(Figure record extracts)
───
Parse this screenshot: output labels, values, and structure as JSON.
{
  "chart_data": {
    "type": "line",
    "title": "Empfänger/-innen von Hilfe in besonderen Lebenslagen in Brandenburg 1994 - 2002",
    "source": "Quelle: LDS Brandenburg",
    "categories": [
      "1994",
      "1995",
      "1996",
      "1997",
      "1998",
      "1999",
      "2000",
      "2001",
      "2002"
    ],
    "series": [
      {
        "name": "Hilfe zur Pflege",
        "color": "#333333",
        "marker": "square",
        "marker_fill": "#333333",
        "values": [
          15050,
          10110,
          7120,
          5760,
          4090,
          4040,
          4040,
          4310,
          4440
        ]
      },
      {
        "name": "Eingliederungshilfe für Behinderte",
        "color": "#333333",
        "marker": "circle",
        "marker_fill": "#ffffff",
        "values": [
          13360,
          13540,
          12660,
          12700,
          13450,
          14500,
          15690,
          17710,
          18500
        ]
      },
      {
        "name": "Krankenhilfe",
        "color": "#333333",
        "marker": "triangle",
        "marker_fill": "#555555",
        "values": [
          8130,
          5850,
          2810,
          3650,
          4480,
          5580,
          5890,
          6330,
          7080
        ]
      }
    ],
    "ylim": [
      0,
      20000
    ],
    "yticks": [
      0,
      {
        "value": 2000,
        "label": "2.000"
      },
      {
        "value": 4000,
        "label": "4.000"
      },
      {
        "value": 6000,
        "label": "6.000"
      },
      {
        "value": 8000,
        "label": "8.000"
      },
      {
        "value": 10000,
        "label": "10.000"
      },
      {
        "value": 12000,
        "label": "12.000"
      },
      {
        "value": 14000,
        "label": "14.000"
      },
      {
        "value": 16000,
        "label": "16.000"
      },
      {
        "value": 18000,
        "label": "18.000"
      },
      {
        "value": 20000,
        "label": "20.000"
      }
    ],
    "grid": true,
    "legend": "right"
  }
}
───
§ STATED PROBLEM:
Return every line containing "name".

§ SOLUTION FOR THIS EXERCISE:
        "name": "Hilfe zur Pflege",
        "name": "Eingliederungshilfe für Behinderte",
        "name": "Krankenhilfe",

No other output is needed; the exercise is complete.